(Figure contents as structured data)

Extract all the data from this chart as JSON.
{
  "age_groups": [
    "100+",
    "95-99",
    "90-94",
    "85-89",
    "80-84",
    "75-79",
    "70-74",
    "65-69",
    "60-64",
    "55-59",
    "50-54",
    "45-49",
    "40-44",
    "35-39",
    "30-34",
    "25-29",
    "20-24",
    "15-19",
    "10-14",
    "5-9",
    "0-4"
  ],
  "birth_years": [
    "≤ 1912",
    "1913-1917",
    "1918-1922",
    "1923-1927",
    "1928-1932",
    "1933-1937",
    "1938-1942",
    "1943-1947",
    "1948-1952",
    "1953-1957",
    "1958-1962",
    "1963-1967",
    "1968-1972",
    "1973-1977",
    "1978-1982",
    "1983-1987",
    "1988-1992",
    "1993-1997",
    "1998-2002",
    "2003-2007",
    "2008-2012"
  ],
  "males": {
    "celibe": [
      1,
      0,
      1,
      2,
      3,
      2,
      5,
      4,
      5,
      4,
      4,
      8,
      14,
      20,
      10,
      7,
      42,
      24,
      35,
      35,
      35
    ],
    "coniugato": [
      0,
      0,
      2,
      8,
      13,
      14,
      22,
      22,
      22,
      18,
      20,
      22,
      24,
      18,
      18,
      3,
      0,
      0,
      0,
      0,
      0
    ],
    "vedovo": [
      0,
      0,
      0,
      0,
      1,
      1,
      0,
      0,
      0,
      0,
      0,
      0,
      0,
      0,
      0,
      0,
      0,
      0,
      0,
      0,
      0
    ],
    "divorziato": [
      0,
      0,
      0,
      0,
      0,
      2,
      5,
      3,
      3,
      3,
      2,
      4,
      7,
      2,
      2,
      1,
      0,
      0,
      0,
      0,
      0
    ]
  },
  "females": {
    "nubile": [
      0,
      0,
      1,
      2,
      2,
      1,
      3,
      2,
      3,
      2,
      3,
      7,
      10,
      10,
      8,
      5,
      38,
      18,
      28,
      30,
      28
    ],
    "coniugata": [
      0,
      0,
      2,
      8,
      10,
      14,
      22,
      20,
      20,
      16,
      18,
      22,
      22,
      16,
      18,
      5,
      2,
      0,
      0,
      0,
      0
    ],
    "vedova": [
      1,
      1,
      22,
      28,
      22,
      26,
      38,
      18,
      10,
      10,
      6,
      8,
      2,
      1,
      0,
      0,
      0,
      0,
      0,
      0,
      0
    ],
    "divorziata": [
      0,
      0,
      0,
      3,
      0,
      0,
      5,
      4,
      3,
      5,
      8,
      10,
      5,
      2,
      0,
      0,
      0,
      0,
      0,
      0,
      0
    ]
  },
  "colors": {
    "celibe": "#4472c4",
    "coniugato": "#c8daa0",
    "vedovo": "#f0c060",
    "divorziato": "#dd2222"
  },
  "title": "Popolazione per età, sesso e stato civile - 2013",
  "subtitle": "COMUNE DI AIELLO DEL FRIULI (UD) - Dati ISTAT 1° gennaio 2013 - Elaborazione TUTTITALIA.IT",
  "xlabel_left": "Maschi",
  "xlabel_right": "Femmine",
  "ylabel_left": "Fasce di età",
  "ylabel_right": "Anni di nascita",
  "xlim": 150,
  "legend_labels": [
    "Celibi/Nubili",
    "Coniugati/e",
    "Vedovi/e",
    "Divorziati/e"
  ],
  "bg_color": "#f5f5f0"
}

* [Task objective]
Extract all the material, leaving every line as it is.

* [Response]
Extract all the data from this chart as JSON.
{
  "age_groups": [
    "100+",
    "95-99",
    "90-94",
    "85-89",
    "80-84",
    "75-79",
    "70-74",
    "65-69",
    "60-64",
    "55-59",
    "50-54",
    "45-49",
    "40-44",
    "35-39",
    "30-34",
    "25-29",
    "20-24",
    "15-19",
    "10-14",
    "5-9",
    "0-4"
  ],
  "birth_years": [
    "≤ 1912",
    "1913-1917",
    "1918-1922",
    "1923-1927",
    "1928-1932",
    "1933-1937",
    "1938-1942",
    "1943-1947",
    "1948-1952",
    "1953-1957",
    "1958-1962",
    "1963-1967",
    "1968-1972",
    "1973-1977",
    "1978-1982",
    "1983-1987",
    "1988-1992",
    "1993-1997",
    "1998-2002",
    "2003-2007",
    "2008-2012"
  ],
  "males": {
    "celibe": [
      1,
      0,
      1,
      2,
      3,
      2,
      5,
      4,
      5,
      4,
      4,
      8,
      14,
      20,
      10,
      7,
      42,
      24,
      35,
      35,
      35
    ],
    "coniugato": [
      0,
      0,
      2,
      8,
      13,
      14,
      22,
      22,
      22,
      18,
      20,
      22,
      24,
      18,
      18,
      3,
      0,
      0,
      0,
      0,
      0
    ],
    "vedovo": [
      0,
      0,
      0,
      0,
      1,
      1,
      0,
      0,
      0,
      0,
      0,
      0,
      0,
      0,
      0,
      0,
      0,
      0,
      0,
      0,
      0
    ],
    "divorziato": [
      0,
      0,
      0,
      0,
      0,
      2,
      5,
      3,
      3,
      3,
      2,
      4,
      7,
      2,
      2,
      1,
      0,
      0,
      0,
      0,
      0
    ]
  },
  "females": {
    "nubile": [
      0,
      0,
      1,
      2,
      2,
      1,
      3,
      2,
      3,
      2,
      3,
      7,
      10,
      10,
      8,
      5,
      38,
      18,
      28,
      30,
      28
    ],
    "coniugata": [
      0,
      0,
      2,
      8,
      10,
      14,
      22,
      20,
      20,
      16,
      18,
      22,
      22,
      16,
      18,
      5,
      2,
      0,
      0,
      0,
      0
    ],
    "vedova": [
      1,
      1,
      22,
      28,
      22,
      26,
      38,
      18,
      10,
      10,
      6,
      8,
      2,
      1,
      0,
      0,
      0,
      0,
      0,
      0,
      0
    ],
    "divorziata": [
      0,
      0,
      0,
      3,
      0,
      0,
      5,
      4,
      3,
      5,
      8,
      10,
      5,
      2,
      0,
      0,
      0,
      0,
      0,
      0,
      0
    ]
  },
  "colors": {
    "celibe": "#4472c4",
    "coniugato": "#c8daa0",
    "vedovo": "#f0c060",
    "divorziato": "#dd2222"
  },
  "title": "Popolazione per età, sesso e stato civile - 2013",
  "subtitle": "COMUNE DI AIELLO DEL FRIULI (UD) - Dati ISTAT 1° gennaio 2013 - Elaborazione TUTTITALIA.IT",
  "xlabel_left": "Maschi",
  "xlabel_right": "Femmine",
  "ylabel_left": "Fasce di età",
  "ylabel_right": "Anni di nascita",
  "xlim": 150,
  "legend_labels": [
    "Celibi/Nubili",
    "Coniugati/e",
    "Vedovi/e",
    "Divorziati/e"
  ],
  "bg_color": "#f5f5f0"
}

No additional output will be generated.